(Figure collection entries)
• • • •

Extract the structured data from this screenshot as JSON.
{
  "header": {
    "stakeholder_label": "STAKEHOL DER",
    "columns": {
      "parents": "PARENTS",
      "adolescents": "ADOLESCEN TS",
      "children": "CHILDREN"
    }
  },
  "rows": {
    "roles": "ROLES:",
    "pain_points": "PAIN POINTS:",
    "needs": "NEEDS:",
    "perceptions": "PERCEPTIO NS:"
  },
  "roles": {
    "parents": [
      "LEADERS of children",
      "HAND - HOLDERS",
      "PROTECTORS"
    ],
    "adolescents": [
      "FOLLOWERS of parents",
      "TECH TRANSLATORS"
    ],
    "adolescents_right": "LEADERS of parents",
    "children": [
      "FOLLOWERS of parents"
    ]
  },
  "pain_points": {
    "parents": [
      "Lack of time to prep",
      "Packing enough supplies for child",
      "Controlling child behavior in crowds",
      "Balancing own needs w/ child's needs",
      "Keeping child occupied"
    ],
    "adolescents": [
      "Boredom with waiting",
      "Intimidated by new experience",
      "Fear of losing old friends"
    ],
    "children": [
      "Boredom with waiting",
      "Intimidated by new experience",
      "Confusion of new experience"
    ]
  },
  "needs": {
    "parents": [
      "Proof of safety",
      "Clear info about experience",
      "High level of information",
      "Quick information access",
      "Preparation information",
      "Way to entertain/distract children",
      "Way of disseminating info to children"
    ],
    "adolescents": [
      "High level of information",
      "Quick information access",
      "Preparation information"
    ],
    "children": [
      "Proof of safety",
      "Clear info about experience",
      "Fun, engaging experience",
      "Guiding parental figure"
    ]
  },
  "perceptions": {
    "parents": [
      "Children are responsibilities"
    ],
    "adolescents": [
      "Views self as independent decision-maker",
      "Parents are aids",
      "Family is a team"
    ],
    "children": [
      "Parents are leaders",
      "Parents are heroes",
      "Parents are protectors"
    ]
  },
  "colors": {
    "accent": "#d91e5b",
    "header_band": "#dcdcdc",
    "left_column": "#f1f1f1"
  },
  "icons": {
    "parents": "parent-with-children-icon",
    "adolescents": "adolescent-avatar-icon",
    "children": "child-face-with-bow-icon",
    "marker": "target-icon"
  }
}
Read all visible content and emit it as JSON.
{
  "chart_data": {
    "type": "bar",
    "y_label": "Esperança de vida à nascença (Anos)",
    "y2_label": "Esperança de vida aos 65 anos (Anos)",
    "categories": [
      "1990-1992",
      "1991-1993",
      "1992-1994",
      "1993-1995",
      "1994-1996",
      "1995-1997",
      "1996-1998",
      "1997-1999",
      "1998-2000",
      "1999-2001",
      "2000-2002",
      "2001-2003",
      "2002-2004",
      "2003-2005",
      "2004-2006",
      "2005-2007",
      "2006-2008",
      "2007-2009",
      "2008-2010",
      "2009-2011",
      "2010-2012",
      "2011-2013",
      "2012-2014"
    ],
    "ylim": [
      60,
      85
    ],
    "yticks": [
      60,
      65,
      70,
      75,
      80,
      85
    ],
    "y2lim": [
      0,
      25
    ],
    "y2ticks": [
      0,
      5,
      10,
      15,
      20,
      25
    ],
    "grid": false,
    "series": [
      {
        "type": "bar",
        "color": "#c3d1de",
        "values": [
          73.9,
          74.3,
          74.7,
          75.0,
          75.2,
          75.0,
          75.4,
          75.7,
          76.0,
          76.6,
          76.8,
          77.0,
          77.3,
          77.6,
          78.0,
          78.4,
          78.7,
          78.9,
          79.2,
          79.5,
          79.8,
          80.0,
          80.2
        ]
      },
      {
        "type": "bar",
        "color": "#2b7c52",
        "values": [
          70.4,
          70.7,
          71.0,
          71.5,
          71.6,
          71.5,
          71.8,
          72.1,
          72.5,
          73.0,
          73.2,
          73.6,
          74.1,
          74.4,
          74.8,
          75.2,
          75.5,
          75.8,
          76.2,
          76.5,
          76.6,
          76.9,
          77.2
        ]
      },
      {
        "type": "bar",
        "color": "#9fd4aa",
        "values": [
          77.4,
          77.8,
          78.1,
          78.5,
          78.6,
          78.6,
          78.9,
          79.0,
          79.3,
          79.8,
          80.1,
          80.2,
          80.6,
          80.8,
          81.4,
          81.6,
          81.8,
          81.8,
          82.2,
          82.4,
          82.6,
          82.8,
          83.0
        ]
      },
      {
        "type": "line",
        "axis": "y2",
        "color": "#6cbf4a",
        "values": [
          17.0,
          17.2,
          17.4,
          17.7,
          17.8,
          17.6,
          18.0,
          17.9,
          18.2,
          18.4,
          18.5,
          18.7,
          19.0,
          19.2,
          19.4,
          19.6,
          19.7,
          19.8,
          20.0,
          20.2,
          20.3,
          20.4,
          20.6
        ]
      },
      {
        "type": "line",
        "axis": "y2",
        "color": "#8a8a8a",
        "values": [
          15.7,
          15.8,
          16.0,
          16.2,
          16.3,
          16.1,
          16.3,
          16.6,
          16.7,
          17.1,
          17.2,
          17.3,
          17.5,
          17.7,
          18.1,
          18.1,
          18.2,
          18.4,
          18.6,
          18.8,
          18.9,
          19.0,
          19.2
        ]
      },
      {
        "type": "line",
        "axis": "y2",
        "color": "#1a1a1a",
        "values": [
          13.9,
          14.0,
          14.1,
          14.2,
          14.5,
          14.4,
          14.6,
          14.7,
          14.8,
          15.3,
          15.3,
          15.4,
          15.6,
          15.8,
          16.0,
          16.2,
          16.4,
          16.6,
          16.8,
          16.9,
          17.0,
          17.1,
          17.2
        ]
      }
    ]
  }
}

• • • •

- _WRITTEN EXERCISE_:
Repeat every record, exactly as written.

- _THE RESULT_:
Extract the structured data from this screenshot as JSON.
{
  "header": {
    "stakeholder_label": "STAKEHOL DER",
    "columns": {
      "parents": "PARENTS",
      "adolescents": "ADOLESCEN TS",
      "children": "CHILDREN"
    }
  },
  "rows": {
    "roles": "ROLES:",
    "pain_points": "PAIN POINTS:",
    "needs": "NEEDS:",
    "perceptions": "PERCEPTIO NS:"
  },
  "roles": {
    "parents": [
      "LEADERS of children",
      "HAND - HOLDERS",
      "PROTECTORS"
    ],
    "adolescents": [
      "FOLLOWERS of parents",
      "TECH TRANSLATORS"
    ],
    "adolescents_right": "LEADERS of parents",
    "children": [
      "FOLLOWERS of parents"
    ]
  },
  "pain_points": {
    "parents": [
      "Lack of time to prep",
      "Packing enough supplies for child",
      "Controlling child behavior in crowds",
      "Balancing own needs w/ child's needs",
      "Keeping child occupied"
    ],
    "adolescents": [
      "Boredom with waiting",
      "Intimidated by new experience",
      "Fear of losing old friends"
    ],
    "children": [
      "Boredom with waiting",
      "Intimidated by new experience",
      "Confusion of new experience"
    ]
  },
  "needs": {
    "parents": [
      "Proof of safety",
      "Clear info about experience",
      "High level of information",
      "Quick information access",
      "Preparation information",
      "Way to entertain/distract children",
      "Way of disseminating info to children"
    ],
    "adolescents": [
      "High level of information",
      "Quick information access",
      "Preparation information"
    ],
    "children": [
      "Proof of safety",
      "Clear info about experience",
      "Fun, engaging experience",
      "Guiding parental figure"
    ]
  },
  "perceptions": {
    "parents": [
      "Children are responsibilities"
    ],
    "adolescents": [
      "Views self as independent decision-maker",
      "Parents are aids",
      "Family is a team"
    ],
    "children": [
      "Parents are leaders",
      "Parents are heroes",
      "Parents are protectors"
    ]
  },
  "colors": {
    "accent": "#d91e5b",
    "header_band": "#dcdcdc",
    "left_column": "#f1f1f1"
  },
  "icons": {
    "parents": "parent-with-children-icon",
    "adolescents": "adolescent-avatar-icon",
    "children": "child-face-with-bow-icon",
    "marker": "target-icon"
  }
}
Read all visible content and emit it as JSON.
{
  "chart_data": {
    "type": "bar",
    "y_label": "Esperança de vida à nascença (Anos)",
    "y2_label": "Esperança de vida aos 65 anos (Anos)",
    "categories": [
      "1990-1992",
      "1991-1993",
      "1992-1994",
      "1993-1995",
      "1994-1996",
      "1995-1997",
      "1996-1998",
      "1997-1999",
      "1998-2000",
      "1999-2001",
      "2000-2002",
      "2001-2003",
      "2002-2004",
      "2003-2005",
      "2004-2006",
      "2005-2007",
      "2006-2008",
      "2007-2009",
      "2008-2010",
      "2009-2011",
      "2010-2012",
      "2011-2013",
      "2012-2014"
    ],
    "ylim": [
      60,
      85
    ],
    "yticks": [
      60,
      65,
      70,
      75,
      80,
      85
    ],
    "y2lim": [
      0,
      25
    ],
    "y2ticks": [
      0,
      5,
      10,
      15,
      20,
      25
    ],
    "grid": false,
    "series": [
      {
        "type": "bar",
        "color": "#c3d1de",
        "values": [
          73.9,
          74.3,
          74.7,
          75.0,
          75.2,
          75.0,
          75.4,
          75.7,
          76.0,
          76.6,
          76.8,
          77.0,
          77.3,
          77.6,
          78.0,
          78.4,
          78.7,
          78.9,
          79.2,
          79.5,
          79.8,
          80.0,
          80.2
        ]
      },
      {
        "type": "bar",
        "color": "#2b7c52",
        "values": [
          70.4,
          70.7,
          71.0,
          71.5,
          71.6,
          71.5,
          71.8,
          72.1,
          72.5,
          73.0,
          73.2,
          73.6,
          74.1,
          74.4,
          74.8,
          75.2,
          75.5,
          75.8,
          76.2,
          76.5,
          76.6,
          76.9,
          77.2
        ]
      },
      {
        "type": "bar",
        "color": "#9fd4aa",
        "values": [
          77.4,
          77.8,
          78.1,
          78.5,
          78.6,
          78.6,
          78.9,
          79.0,
          79.3,
          79.8,
          80.1,
          80.2,
          80.6,
          80.8,
          81.4,
          81.6,
          81.8,
          81.8,
          82.2,
          82.4,
          82.6,
          82.8,
          83.0
        ]
      },
      {
        "type": "line",
        "axis": "y2",
        "color": "#6cbf4a",
        "values": [
          17.0,
          17.2,
          17.4,
          17.7,
          17.8,
          17.6,
          18.0,
          17.9,
          18.2,
          18.4,
          18.5,
          18.7,
          19.0,
          19.2,
          19.4,
          19.6,
          19.7,
          19.8,
          20.0,
          20.2,
          20.3,
          20.4,
          20.6
        ]
      },
      {
        "type": "line",
        "axis": "y2",
        "color": "#8a8a8a",
        "values": [
          15.7,
          15.8,
          16.0,
          16.2,
          16.3,
          16.1,
          16.3,
          16.6,
          16.7,
          17.1,
          17.2,
          17.3,
          17.5,
          17.7,
          18.1,
          18.1,
          18.2,
          18.4,
          18.6,
          18.8,
          18.9,
          19.0,
          19.2
        ]
      },
      {
        "type": "line",
        "axis": "y2",
        "color": "#1a1a1a",
        "values": [
          13.9,
          14.0,
          14.1,
          14.2,
          14.5,
          14.4,
          14.6,
          14.7,
          14.8,
          15.3,
          15.3,
          15.4,
          15.6,
          15.8,
          16.0,
          16.2,
          16.4,
          16.6,
          16.8,
          16.9,
          17.0,
          17.1,
          17.2
        ]
      }
    ]
  }
}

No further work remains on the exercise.